**Exercise requirements**
Give the number of lines in the data that hold the string "которые". Nothing else is needed.

Items listed in a dataset
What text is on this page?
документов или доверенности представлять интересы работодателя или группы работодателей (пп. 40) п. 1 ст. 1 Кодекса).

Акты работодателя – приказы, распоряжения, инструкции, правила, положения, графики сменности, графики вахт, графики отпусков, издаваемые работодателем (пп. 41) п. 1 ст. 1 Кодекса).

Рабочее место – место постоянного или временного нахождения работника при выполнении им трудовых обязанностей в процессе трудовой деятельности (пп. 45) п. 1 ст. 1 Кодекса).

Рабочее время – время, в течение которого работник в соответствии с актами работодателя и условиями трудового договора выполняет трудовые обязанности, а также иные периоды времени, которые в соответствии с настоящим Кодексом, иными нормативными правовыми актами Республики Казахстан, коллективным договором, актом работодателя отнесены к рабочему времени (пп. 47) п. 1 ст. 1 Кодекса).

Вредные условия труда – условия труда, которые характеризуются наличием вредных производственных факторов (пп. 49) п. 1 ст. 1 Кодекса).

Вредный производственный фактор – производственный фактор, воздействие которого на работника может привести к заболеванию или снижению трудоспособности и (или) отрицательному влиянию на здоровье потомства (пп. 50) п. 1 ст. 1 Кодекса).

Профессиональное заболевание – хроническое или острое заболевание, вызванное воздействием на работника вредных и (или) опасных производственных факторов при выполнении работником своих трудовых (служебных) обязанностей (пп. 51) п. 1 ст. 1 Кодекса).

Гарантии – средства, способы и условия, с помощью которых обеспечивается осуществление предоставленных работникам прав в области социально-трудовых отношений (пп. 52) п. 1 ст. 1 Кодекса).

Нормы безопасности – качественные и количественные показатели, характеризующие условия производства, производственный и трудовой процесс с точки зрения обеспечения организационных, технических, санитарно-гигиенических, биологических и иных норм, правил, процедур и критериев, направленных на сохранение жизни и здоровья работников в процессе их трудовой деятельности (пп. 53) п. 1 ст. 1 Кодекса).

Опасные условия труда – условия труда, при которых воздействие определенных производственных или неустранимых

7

**Complete response**
2